-- START INFORMATION SHOWN --

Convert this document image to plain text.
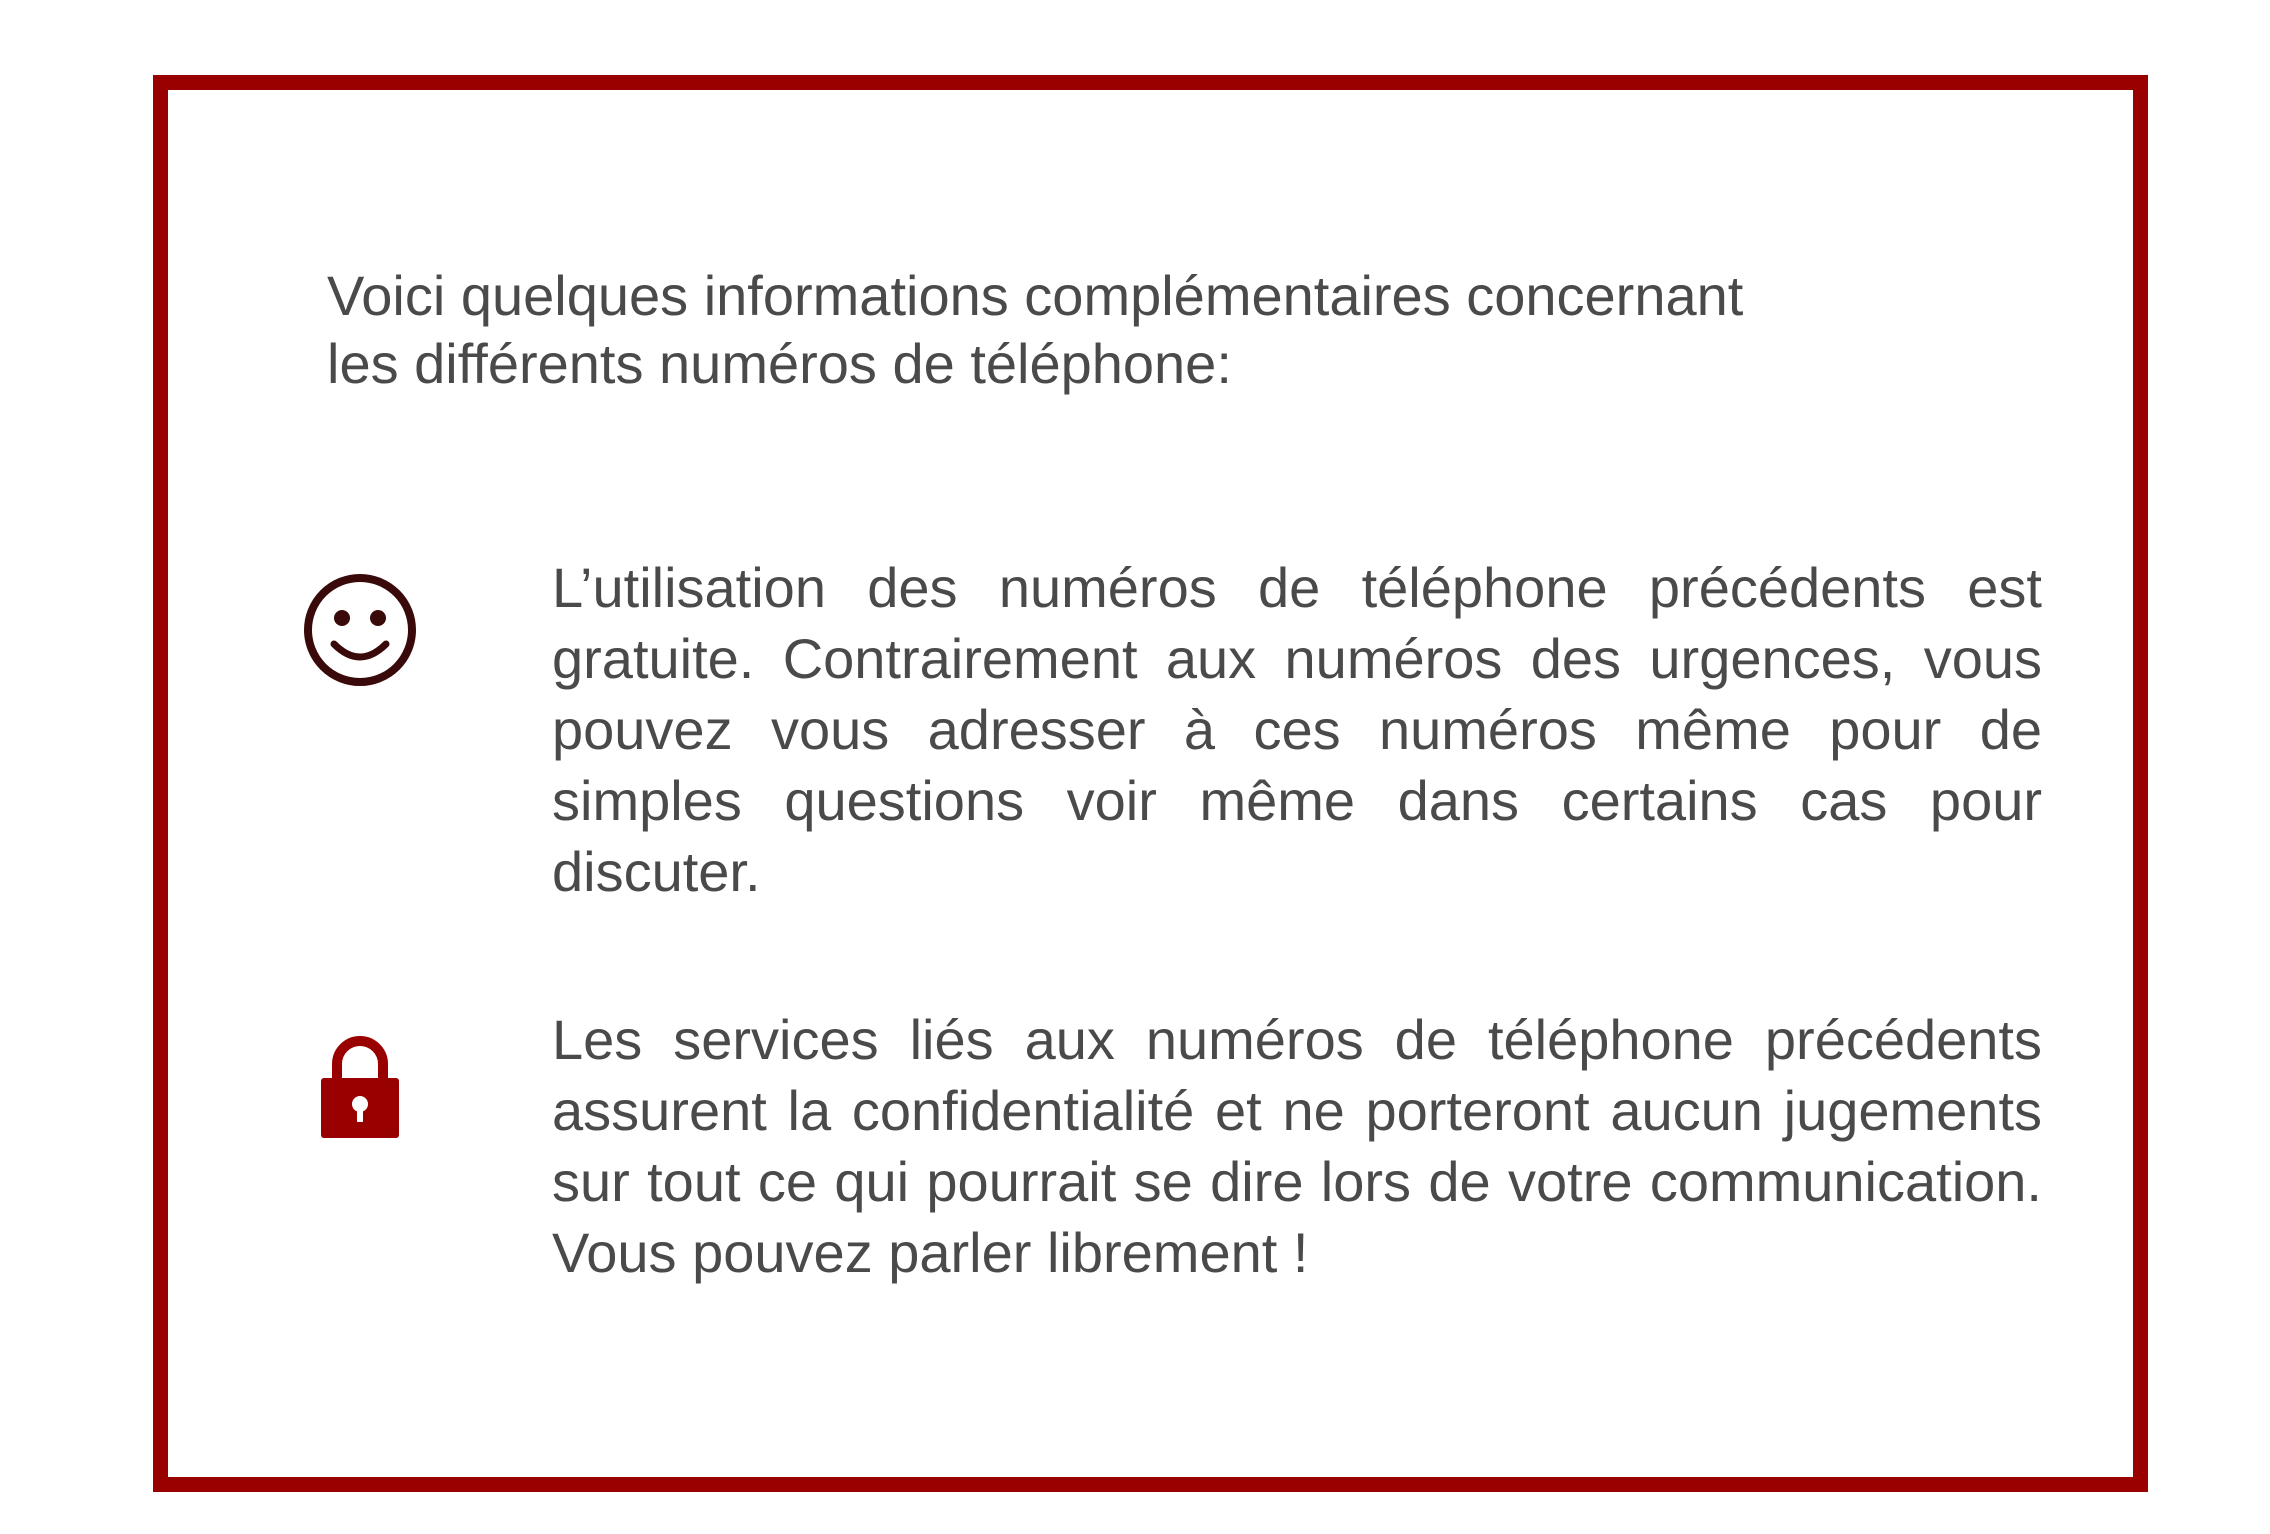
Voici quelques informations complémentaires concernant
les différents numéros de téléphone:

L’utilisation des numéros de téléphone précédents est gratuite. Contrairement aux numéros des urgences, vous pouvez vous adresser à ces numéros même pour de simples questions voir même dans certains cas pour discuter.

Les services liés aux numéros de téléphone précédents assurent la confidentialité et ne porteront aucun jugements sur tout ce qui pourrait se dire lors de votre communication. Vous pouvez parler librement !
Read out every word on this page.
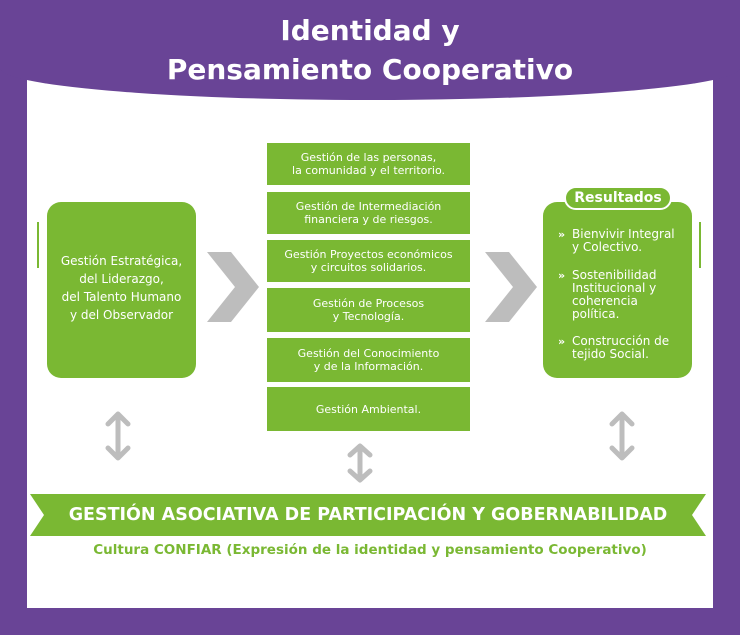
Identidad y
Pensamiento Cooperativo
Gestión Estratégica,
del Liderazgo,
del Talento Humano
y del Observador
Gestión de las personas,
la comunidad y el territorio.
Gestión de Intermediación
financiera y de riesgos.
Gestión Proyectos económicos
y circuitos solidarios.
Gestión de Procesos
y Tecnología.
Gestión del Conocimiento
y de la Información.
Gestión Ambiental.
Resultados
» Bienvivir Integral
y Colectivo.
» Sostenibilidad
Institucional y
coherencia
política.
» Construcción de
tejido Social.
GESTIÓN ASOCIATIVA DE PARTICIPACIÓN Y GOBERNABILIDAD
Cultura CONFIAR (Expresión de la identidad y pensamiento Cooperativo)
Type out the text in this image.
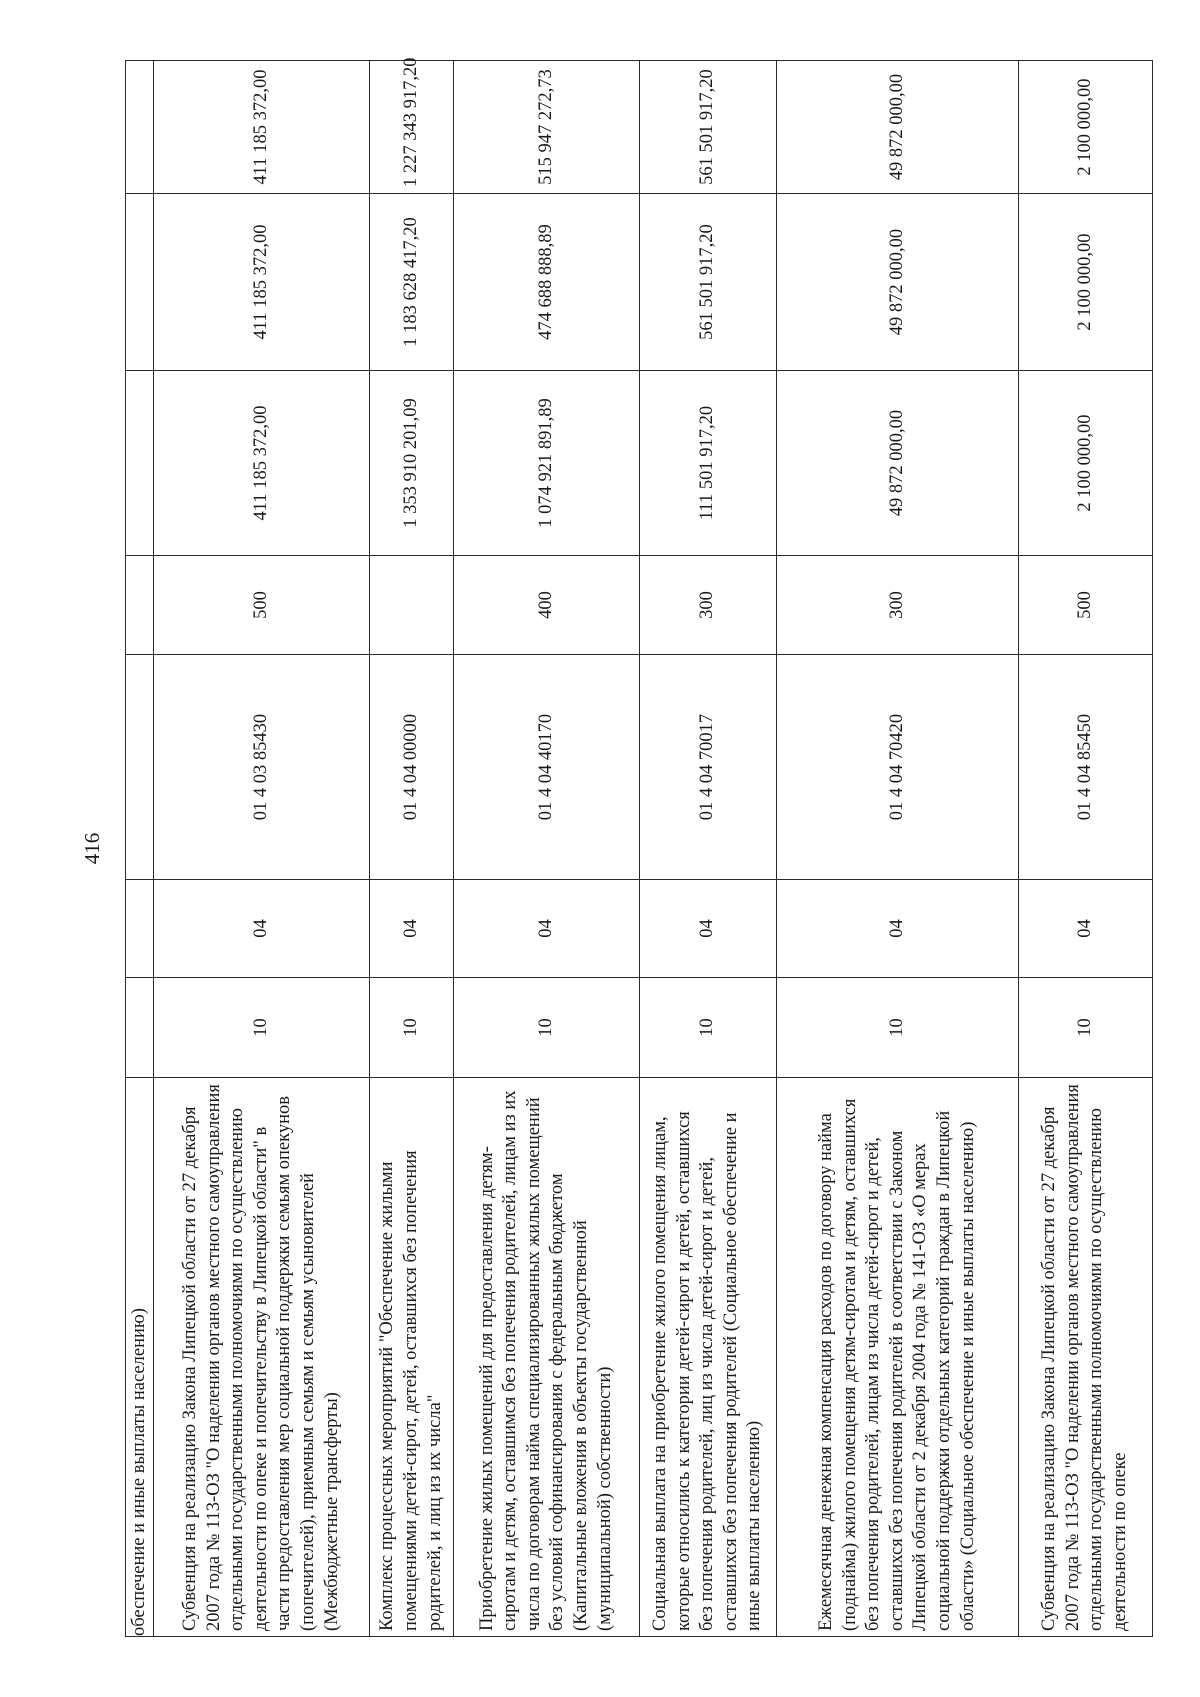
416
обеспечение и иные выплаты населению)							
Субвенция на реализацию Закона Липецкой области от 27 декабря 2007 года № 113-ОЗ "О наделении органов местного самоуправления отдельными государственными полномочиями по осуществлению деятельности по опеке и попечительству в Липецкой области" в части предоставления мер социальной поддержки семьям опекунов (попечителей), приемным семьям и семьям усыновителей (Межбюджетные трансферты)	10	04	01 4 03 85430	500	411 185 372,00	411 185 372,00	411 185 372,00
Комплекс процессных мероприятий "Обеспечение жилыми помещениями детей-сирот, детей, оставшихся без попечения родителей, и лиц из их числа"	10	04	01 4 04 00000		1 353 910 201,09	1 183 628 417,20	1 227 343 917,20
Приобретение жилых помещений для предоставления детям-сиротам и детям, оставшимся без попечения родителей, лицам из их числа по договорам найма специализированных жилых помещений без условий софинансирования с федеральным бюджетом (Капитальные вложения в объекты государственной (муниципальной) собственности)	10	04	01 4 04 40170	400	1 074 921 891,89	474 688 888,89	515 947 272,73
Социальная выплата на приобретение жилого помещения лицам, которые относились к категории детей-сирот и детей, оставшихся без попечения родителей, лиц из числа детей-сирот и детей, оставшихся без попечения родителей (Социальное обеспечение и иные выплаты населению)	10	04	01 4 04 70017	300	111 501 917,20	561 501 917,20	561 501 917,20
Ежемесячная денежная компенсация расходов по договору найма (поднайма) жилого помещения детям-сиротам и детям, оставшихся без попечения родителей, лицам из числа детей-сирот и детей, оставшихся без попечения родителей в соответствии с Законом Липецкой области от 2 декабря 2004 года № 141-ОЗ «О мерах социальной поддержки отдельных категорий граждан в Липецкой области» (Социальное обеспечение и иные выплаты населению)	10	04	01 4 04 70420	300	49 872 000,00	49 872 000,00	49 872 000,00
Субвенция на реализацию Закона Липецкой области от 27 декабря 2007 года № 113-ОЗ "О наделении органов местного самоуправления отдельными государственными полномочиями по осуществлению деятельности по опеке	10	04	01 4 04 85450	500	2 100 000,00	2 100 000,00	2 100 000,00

-- END INFORMATION SHOWN --

**SET PROBLEM:** State how many lines hold the word "Cooperativo". The number is the whole answer.

**EXPECTED ANSWER:** 2